Items from a data source:

_ _ _

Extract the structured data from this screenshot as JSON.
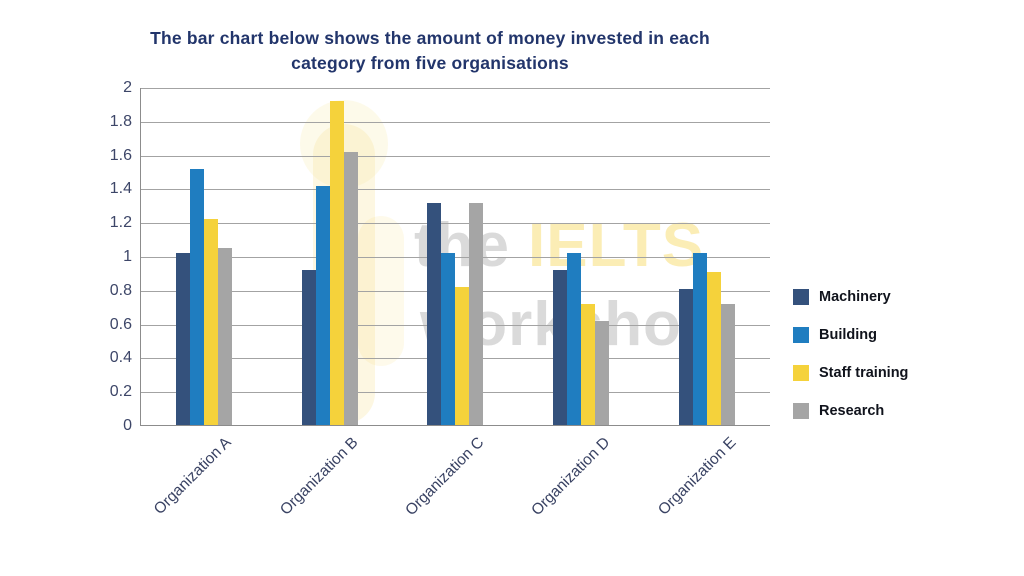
{
  "title": "The bar chart below shows the amount of money invested in each category from five organisations",
  "watermark": {
    "line1": "the",
    "accent": "IELTS",
    "line2": "workshop"
  },
  "chart_data": {
    "type": "bar",
    "categories": [
      "Organization A",
      "Organization B",
      "Organization C",
      "Organization D",
      "Organization E"
    ],
    "series": [
      {
        "name": "Machinery",
        "color": "#34517C",
        "values": [
          1.02,
          0.92,
          1.32,
          0.92,
          0.81
        ]
      },
      {
        "name": "Building",
        "color": "#1F7DC0",
        "values": [
          1.52,
          1.42,
          1.02,
          1.02,
          1.02
        ]
      },
      {
        "name": "Staff training",
        "color": "#F5D23B",
        "values": [
          1.22,
          1.92,
          0.82,
          0.72,
          0.91
        ]
      },
      {
        "name": "Research",
        "color": "#A5A5A5",
        "values": [
          1.05,
          1.62,
          1.32,
          0.62,
          0.72
        ]
      }
    ],
    "ylim": [
      0,
      2
    ],
    "y_ticks": [
      0,
      0.2,
      0.4,
      0.6,
      0.8,
      1,
      1.2,
      1.4,
      1.6,
      1.8,
      2
    ],
    "grid": true,
    "legend_position": "right"
  }
}
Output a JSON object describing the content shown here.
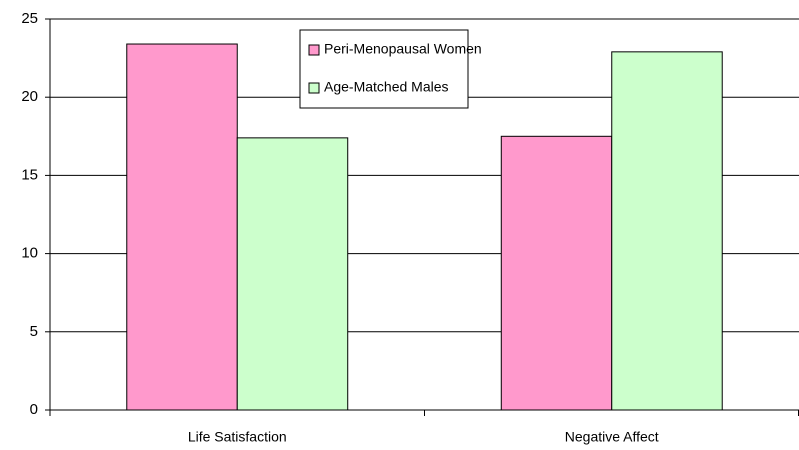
{
  "chart_data": {
    "type": "bar",
    "categories": [
      "Life Satisfaction",
      "Negative Affect"
    ],
    "series": [
      {
        "name": "Peri-Menopausal Women",
        "color": "#ff99cc",
        "values": [
          23.4,
          17.5
        ]
      },
      {
        "name": "Age-Matched Males",
        "color": "#ccffcc",
        "values": [
          17.4,
          22.9
        ]
      }
    ],
    "ylim": [
      0,
      25
    ],
    "yticks": [
      0,
      5,
      10,
      15,
      20,
      25
    ],
    "grid": true,
    "legend": "top"
  }
}
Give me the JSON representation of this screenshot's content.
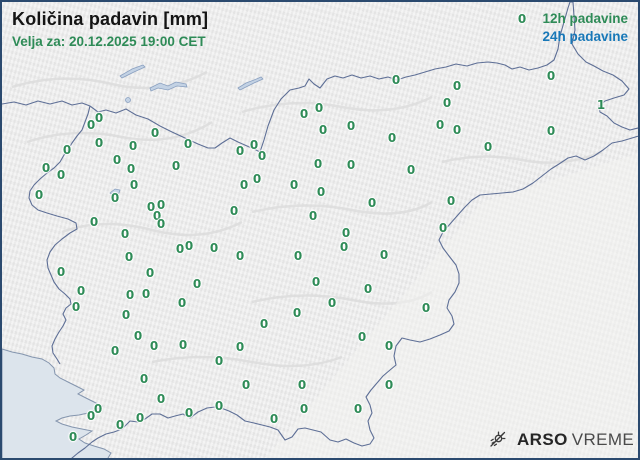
{
  "header": {
    "title": "Količina padavin [mm]",
    "subtitle": "Velja za: 20.12.2025 19:00 CET"
  },
  "legend": {
    "item_12h": "12h padavine",
    "item_24h": "24h padavine"
  },
  "brand": {
    "bold": "ARSO",
    "regular": "VREME",
    "icon": "sun-rain-icon"
  },
  "colors": {
    "value_green": "#2e8b57",
    "legend_blue": "#1878b8",
    "country_border": "#5e6f96",
    "sea": "#dce4ec",
    "frame": "#2b4a6f"
  },
  "map": {
    "region": "Slovenija",
    "unit": "mm",
    "stations_format": [
      "x",
      "y",
      "value"
    ],
    "stations": [
      [
        520,
        17,
        "0"
      ],
      [
        394,
        78,
        "0"
      ],
      [
        549,
        74,
        "0"
      ],
      [
        455,
        84,
        "0"
      ],
      [
        317,
        106,
        "0"
      ],
      [
        302,
        112,
        "0"
      ],
      [
        97,
        116,
        "0"
      ],
      [
        89,
        123,
        "0"
      ],
      [
        445,
        101,
        "0"
      ],
      [
        599,
        103,
        "1"
      ],
      [
        321,
        128,
        "0"
      ],
      [
        349,
        124,
        "0"
      ],
      [
        390,
        136,
        "0"
      ],
      [
        153,
        131,
        "0"
      ],
      [
        186,
        142,
        "0"
      ],
      [
        97,
        141,
        "0"
      ],
      [
        131,
        144,
        "0"
      ],
      [
        65,
        148,
        "0"
      ],
      [
        252,
        143,
        "0"
      ],
      [
        238,
        149,
        "0"
      ],
      [
        260,
        154,
        "0"
      ],
      [
        115,
        158,
        "0"
      ],
      [
        174,
        164,
        "0"
      ],
      [
        129,
        167,
        "0"
      ],
      [
        44,
        166,
        "0"
      ],
      [
        59,
        173,
        "0"
      ],
      [
        316,
        162,
        "0"
      ],
      [
        349,
        163,
        "0"
      ],
      [
        409,
        168,
        "0"
      ],
      [
        438,
        123,
        "0"
      ],
      [
        455,
        128,
        "0"
      ],
      [
        549,
        129,
        "0"
      ],
      [
        486,
        145,
        "0"
      ],
      [
        255,
        177,
        "0"
      ],
      [
        242,
        183,
        "0"
      ],
      [
        292,
        183,
        "0"
      ],
      [
        132,
        183,
        "0"
      ],
      [
        319,
        190,
        "0"
      ],
      [
        37,
        193,
        "0"
      ],
      [
        113,
        196,
        "0"
      ],
      [
        449,
        199,
        "0"
      ],
      [
        370,
        201,
        "0"
      ],
      [
        159,
        203,
        "0"
      ],
      [
        149,
        205,
        "0"
      ],
      [
        232,
        209,
        "0"
      ],
      [
        311,
        214,
        "0"
      ],
      [
        155,
        214,
        "0"
      ],
      [
        159,
        222,
        "0"
      ],
      [
        92,
        220,
        "0"
      ],
      [
        441,
        226,
        "0"
      ],
      [
        123,
        232,
        "0"
      ],
      [
        344,
        231,
        "0"
      ],
      [
        342,
        245,
        "0"
      ],
      [
        187,
        244,
        "0"
      ],
      [
        178,
        247,
        "0"
      ],
      [
        212,
        246,
        "0"
      ],
      [
        238,
        254,
        "0"
      ],
      [
        296,
        254,
        "0"
      ],
      [
        382,
        253,
        "0"
      ],
      [
        127,
        255,
        "0"
      ],
      [
        59,
        270,
        "0"
      ],
      [
        148,
        271,
        "0"
      ],
      [
        195,
        282,
        "0"
      ],
      [
        79,
        289,
        "0"
      ],
      [
        128,
        293,
        "0"
      ],
      [
        144,
        292,
        "0"
      ],
      [
        314,
        280,
        "0"
      ],
      [
        366,
        287,
        "0"
      ],
      [
        330,
        301,
        "0"
      ],
      [
        180,
        301,
        "0"
      ],
      [
        74,
        305,
        "0"
      ],
      [
        295,
        311,
        "0"
      ],
      [
        424,
        306,
        "0"
      ],
      [
        124,
        313,
        "0"
      ],
      [
        262,
        322,
        "0"
      ],
      [
        136,
        334,
        "0"
      ],
      [
        152,
        344,
        "0"
      ],
      [
        181,
        343,
        "0"
      ],
      [
        113,
        349,
        "0"
      ],
      [
        360,
        335,
        "0"
      ],
      [
        238,
        345,
        "0"
      ],
      [
        387,
        344,
        "0"
      ],
      [
        217,
        359,
        "0"
      ],
      [
        142,
        377,
        "0"
      ],
      [
        244,
        383,
        "0"
      ],
      [
        300,
        383,
        "0"
      ],
      [
        387,
        383,
        "0"
      ],
      [
        159,
        397,
        "0"
      ],
      [
        96,
        407,
        "0"
      ],
      [
        89,
        414,
        "0"
      ],
      [
        187,
        411,
        "0"
      ],
      [
        217,
        404,
        "0"
      ],
      [
        302,
        407,
        "0"
      ],
      [
        356,
        407,
        "0"
      ],
      [
        272,
        417,
        "0"
      ],
      [
        118,
        423,
        "0"
      ],
      [
        138,
        416,
        "0"
      ],
      [
        71,
        435,
        "0"
      ]
    ]
  }
}
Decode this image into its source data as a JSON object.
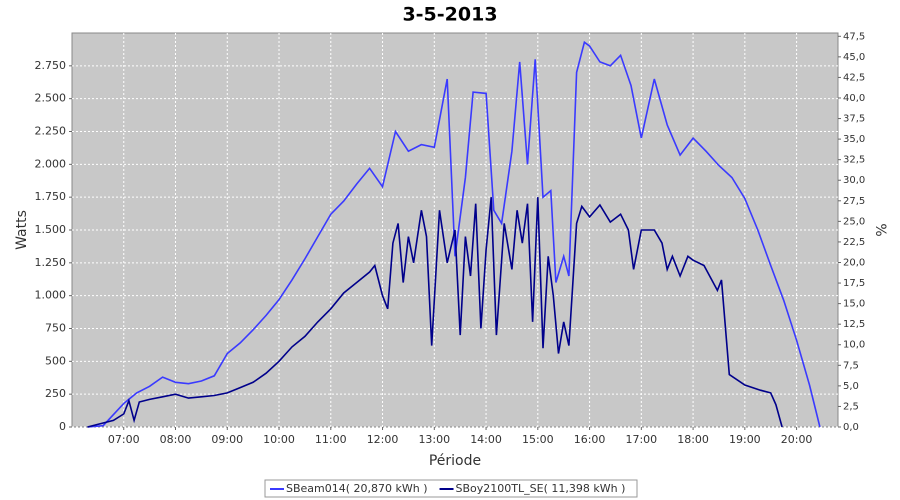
{
  "chart_data": {
    "type": "line",
    "title": "3-5-2013",
    "xlabel": "Période",
    "ylabel": "Watts",
    "y2label": "%",
    "xlim": [
      6.0,
      20.8
    ],
    "xticks": [
      {
        "value": 7,
        "label": "07:00"
      },
      {
        "value": 8,
        "label": "08:00"
      },
      {
        "value": 9,
        "label": "09:00"
      },
      {
        "value": 10,
        "label": "10:00"
      },
      {
        "value": 11,
        "label": "11:00"
      },
      {
        "value": 12,
        "label": "12:00"
      },
      {
        "value": 13,
        "label": "13:00"
      },
      {
        "value": 14,
        "label": "14:00"
      },
      {
        "value": 15,
        "label": "15:00"
      },
      {
        "value": 16,
        "label": "16:00"
      },
      {
        "value": 17,
        "label": "17:00"
      },
      {
        "value": 18,
        "label": "18:00"
      },
      {
        "value": 19,
        "label": "19:00"
      },
      {
        "value": 20,
        "label": "20:00"
      }
    ],
    "ylim": [
      0,
      3000
    ],
    "yticks": [
      0,
      250,
      500,
      750,
      {
        "value": 1000,
        "label": "1.000"
      },
      {
        "value": 1250,
        "label": "1.250"
      },
      {
        "value": 1500,
        "label": "1.500"
      },
      {
        "value": 1750,
        "label": "1.750"
      },
      {
        "value": 2000,
        "label": "2.000"
      },
      {
        "value": 2250,
        "label": "2.250"
      },
      {
        "value": 2500,
        "label": "2.500"
      },
      {
        "value": 2750,
        "label": "2.750"
      }
    ],
    "y2lim": [
      0,
      47.9
    ],
    "y2ticks": [
      {
        "value": 0,
        "label": "0,0"
      },
      {
        "value": 2.5,
        "label": "2,5"
      },
      {
        "value": 5,
        "label": "5,0"
      },
      {
        "value": 7.5,
        "label": "7,5"
      },
      {
        "value": 10,
        "label": "10,0"
      },
      {
        "value": 12.5,
        "label": "12,5"
      },
      {
        "value": 15,
        "label": "15,0"
      },
      {
        "value": 17.5,
        "label": "17,5"
      },
      {
        "value": 20,
        "label": "20,0"
      },
      {
        "value": 22.5,
        "label": "22,5"
      },
      {
        "value": 25,
        "label": "25,0"
      },
      {
        "value": 27.5,
        "label": "27,5"
      },
      {
        "value": 30,
        "label": "30,0"
      },
      {
        "value": 32.5,
        "label": "32,5"
      },
      {
        "value": 35,
        "label": "35,0"
      },
      {
        "value": 37.5,
        "label": "37,5"
      },
      {
        "value": 40,
        "label": "40,0"
      },
      {
        "value": 42.5,
        "label": "42,5"
      },
      {
        "value": 45,
        "label": "45,0"
      },
      {
        "value": 47.5,
        "label": "47,5"
      }
    ],
    "grid": true,
    "series": [
      {
        "name": "SBeam014( 20,870 kWh )",
        "color": "#3a3aff",
        "x": [
          6.3,
          6.6,
          7.0,
          7.25,
          7.5,
          7.75,
          8.0,
          8.25,
          8.5,
          8.75,
          9.0,
          9.25,
          9.5,
          9.75,
          10.0,
          10.25,
          10.5,
          10.75,
          11.0,
          11.25,
          11.5,
          11.75,
          12.0,
          12.25,
          12.5,
          12.75,
          13.0,
          13.25,
          13.4,
          13.6,
          13.75,
          14.0,
          14.15,
          14.3,
          14.5,
          14.65,
          14.8,
          14.95,
          15.1,
          15.25,
          15.35,
          15.5,
          15.6,
          15.75,
          15.9,
          16.0,
          16.2,
          16.4,
          16.6,
          16.8,
          17.0,
          17.25,
          17.5,
          17.75,
          18.0,
          18.25,
          18.5,
          18.75,
          19.0,
          19.25,
          19.5,
          19.75,
          20.0,
          20.25,
          20.45
        ],
        "values": [
          0,
          10,
          180,
          260,
          310,
          380,
          340,
          330,
          350,
          390,
          560,
          640,
          740,
          850,
          970,
          1120,
          1280,
          1450,
          1620,
          1720,
          1850,
          1970,
          1830,
          2250,
          2100,
          2150,
          2130,
          2650,
          1300,
          1900,
          2550,
          2540,
          1650,
          1550,
          2100,
          2780,
          2000,
          2800,
          1750,
          1800,
          1100,
          1300,
          1150,
          2700,
          2930,
          2900,
          2780,
          2750,
          2830,
          2600,
          2200,
          2650,
          2300,
          2070,
          2200,
          2100,
          1990,
          1900,
          1740,
          1500,
          1230,
          965,
          660,
          320,
          0
        ]
      },
      {
        "name": "SBoy2100TL_SE( 11,398 kWh )",
        "color": "#00008b",
        "x": [
          6.3,
          6.8,
          7.0,
          7.1,
          7.2,
          7.3,
          7.5,
          7.75,
          8.0,
          8.25,
          8.5,
          8.75,
          9.0,
          9.25,
          9.5,
          9.75,
          10.0,
          10.25,
          10.5,
          10.75,
          11.0,
          11.25,
          11.5,
          11.75,
          11.85,
          12.0,
          12.1,
          12.2,
          12.3,
          12.4,
          12.5,
          12.6,
          12.75,
          12.85,
          12.95,
          13.1,
          13.25,
          13.4,
          13.5,
          13.6,
          13.7,
          13.8,
          13.9,
          14.0,
          14.1,
          14.2,
          14.35,
          14.5,
          14.6,
          14.7,
          14.8,
          14.9,
          15.0,
          15.1,
          15.2,
          15.3,
          15.4,
          15.5,
          15.6,
          15.75,
          15.85,
          16.0,
          16.2,
          16.4,
          16.6,
          16.75,
          16.85,
          17.0,
          17.25,
          17.4,
          17.5,
          17.6,
          17.75,
          17.9,
          18.0,
          18.21,
          18.47,
          18.55,
          18.7,
          19.0,
          19.3,
          19.5,
          19.6,
          19.72
        ],
        "values": [
          0,
          50,
          100,
          200,
          50,
          190,
          210,
          230,
          250,
          220,
          230,
          240,
          260,
          300,
          340,
          410,
          500,
          610,
          690,
          800,
          900,
          1020,
          1100,
          1180,
          1230,
          1000,
          900,
          1400,
          1550,
          1100,
          1450,
          1250,
          1650,
          1450,
          620,
          1650,
          1250,
          1500,
          700,
          1450,
          1150,
          1700,
          750,
          1350,
          1750,
          700,
          1550,
          1200,
          1650,
          1400,
          1700,
          800,
          1750,
          600,
          1300,
          1000,
          560,
          800,
          620,
          1550,
          1680,
          1600,
          1690,
          1560,
          1620,
          1500,
          1200,
          1500,
          1500,
          1400,
          1200,
          1300,
          1150,
          1300,
          1270,
          1230,
          1040,
          1120,
          400,
          320,
          280,
          260,
          170,
          0
        ]
      }
    ]
  }
}
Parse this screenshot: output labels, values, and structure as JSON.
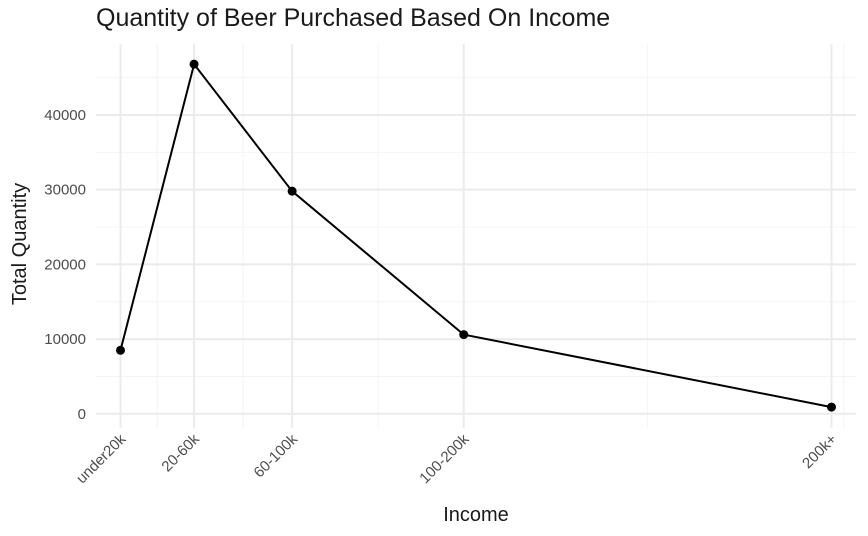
{
  "chart_data": {
    "type": "line",
    "title": "Quantity of Beer Purchased Based On Income",
    "xlabel": "Income",
    "ylabel": "Total Quantity",
    "categories": [
      "under20k",
      "20-60k",
      "60-100k",
      "100-200k",
      "200k+"
    ],
    "x": [
      10,
      40,
      80,
      150,
      300
    ],
    "values": [
      8500,
      46800,
      29800,
      10600,
      900
    ],
    "xlim": [
      0,
      310
    ],
    "ylim": [
      -1900,
      49500
    ],
    "y_ticks": [
      0,
      10000,
      20000,
      30000,
      40000
    ],
    "y_tick_labels": [
      "0",
      "10000",
      "20000",
      "30000",
      "40000"
    ],
    "x_minor_breaks": [
      25,
      60,
      115,
      225,
      305
    ],
    "y_minor_breaks": [
      5000,
      15000,
      25000,
      35000,
      45000
    ],
    "grid": true,
    "legend": "none",
    "colors": {
      "line": "#000000",
      "point": "#000000",
      "grid_major": "#ebebeb",
      "grid_minor": "#f4f4f4",
      "text": "#1a1a1a",
      "tick_text": "#4d4d4d"
    }
  }
}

_ _ _

Written request -
Your task is to gather every line with the word "object" and copy it.

Answer -
Output a JSON object describing the content shown here.
Decode this image into its source data as a JSON object.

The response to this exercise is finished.